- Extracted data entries
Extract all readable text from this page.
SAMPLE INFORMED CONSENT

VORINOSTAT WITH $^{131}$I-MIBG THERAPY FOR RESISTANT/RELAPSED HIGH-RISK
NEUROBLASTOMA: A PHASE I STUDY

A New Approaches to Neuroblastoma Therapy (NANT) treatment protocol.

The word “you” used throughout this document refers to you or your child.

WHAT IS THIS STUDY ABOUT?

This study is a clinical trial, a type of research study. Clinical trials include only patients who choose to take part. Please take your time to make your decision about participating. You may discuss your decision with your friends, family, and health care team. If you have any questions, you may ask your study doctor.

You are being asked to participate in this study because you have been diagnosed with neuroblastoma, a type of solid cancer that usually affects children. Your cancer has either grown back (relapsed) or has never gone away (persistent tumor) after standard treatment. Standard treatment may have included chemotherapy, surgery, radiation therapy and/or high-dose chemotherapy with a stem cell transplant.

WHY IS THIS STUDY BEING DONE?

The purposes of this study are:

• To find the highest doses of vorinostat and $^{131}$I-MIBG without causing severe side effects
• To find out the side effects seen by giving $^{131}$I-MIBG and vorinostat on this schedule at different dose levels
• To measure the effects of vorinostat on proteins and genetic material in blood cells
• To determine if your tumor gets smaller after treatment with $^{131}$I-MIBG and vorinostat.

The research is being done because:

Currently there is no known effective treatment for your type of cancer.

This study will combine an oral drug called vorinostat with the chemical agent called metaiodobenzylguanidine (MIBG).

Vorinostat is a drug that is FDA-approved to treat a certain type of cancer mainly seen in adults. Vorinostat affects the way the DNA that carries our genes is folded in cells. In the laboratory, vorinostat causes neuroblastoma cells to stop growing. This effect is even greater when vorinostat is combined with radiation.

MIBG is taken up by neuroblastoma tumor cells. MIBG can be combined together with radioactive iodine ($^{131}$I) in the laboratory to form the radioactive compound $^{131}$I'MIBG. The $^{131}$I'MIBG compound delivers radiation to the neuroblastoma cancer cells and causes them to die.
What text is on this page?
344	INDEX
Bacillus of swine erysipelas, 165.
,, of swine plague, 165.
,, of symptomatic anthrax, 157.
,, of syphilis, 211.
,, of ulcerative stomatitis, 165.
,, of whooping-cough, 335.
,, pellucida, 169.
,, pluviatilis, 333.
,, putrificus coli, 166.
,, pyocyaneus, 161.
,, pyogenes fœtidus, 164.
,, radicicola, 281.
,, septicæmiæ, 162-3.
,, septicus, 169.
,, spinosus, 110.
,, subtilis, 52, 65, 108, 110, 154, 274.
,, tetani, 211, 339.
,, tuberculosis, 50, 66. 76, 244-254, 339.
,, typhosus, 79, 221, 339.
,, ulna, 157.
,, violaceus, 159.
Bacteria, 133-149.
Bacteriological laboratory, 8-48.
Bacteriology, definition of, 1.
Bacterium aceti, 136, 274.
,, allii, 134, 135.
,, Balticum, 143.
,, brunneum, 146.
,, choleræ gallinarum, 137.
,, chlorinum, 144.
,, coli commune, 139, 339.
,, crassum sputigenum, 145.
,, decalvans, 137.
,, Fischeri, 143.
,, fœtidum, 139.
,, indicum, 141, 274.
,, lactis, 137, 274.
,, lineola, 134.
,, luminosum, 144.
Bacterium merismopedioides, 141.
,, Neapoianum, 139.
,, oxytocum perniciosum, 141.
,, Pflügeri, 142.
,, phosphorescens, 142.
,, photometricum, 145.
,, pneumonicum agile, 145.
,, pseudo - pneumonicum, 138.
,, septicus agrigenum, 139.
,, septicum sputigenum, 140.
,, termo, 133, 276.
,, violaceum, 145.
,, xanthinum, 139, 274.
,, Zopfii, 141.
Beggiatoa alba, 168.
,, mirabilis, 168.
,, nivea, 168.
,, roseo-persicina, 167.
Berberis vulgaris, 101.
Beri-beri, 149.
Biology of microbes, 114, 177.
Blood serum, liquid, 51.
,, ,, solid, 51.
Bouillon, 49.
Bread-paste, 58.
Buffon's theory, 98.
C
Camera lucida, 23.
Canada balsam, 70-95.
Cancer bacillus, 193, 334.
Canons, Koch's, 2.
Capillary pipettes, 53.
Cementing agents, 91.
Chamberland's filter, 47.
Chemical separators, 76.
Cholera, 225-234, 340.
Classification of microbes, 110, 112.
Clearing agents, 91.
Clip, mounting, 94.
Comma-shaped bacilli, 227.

- Problem to work on
Look through the records for the word "side". Every line that has it should be copied.

- Written answer
• To find the highest doses of vorinostat and $^{131}$I-MIBG without causing severe side effects
• To find out the side effects seen by giving $^{131}$I-MIBG and vorinostat on this schedule at different dose levels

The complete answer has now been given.